### YOUR TASK
Answer with nothing but the number of lines that include the word "Search".

◆ ◆ ◆ ◆

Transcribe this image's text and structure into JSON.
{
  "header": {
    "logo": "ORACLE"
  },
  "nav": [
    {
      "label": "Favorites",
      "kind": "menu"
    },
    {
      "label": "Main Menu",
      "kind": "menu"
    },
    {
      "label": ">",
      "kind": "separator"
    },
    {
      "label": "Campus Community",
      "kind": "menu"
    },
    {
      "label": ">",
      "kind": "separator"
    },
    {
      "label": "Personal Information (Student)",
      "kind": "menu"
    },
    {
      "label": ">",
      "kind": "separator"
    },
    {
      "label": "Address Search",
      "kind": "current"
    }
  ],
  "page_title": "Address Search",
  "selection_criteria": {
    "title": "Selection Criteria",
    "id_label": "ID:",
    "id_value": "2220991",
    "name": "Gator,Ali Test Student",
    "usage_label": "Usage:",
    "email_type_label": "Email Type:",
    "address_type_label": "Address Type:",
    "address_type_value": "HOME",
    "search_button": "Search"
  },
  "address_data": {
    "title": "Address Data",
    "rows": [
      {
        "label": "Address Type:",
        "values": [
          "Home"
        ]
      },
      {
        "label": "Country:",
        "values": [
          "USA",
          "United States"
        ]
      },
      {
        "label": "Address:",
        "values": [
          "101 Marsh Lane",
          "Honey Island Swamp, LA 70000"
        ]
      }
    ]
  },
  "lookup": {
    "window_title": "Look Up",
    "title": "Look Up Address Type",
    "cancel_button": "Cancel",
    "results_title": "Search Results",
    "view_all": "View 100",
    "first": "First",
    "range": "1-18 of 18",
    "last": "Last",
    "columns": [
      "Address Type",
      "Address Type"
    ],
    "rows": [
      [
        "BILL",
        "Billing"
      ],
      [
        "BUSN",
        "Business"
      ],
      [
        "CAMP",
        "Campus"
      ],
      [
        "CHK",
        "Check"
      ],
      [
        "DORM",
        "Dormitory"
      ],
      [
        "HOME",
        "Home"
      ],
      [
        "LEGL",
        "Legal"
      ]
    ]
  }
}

◆ ◆ ◆ ◆

### CORRECT ANSWER
4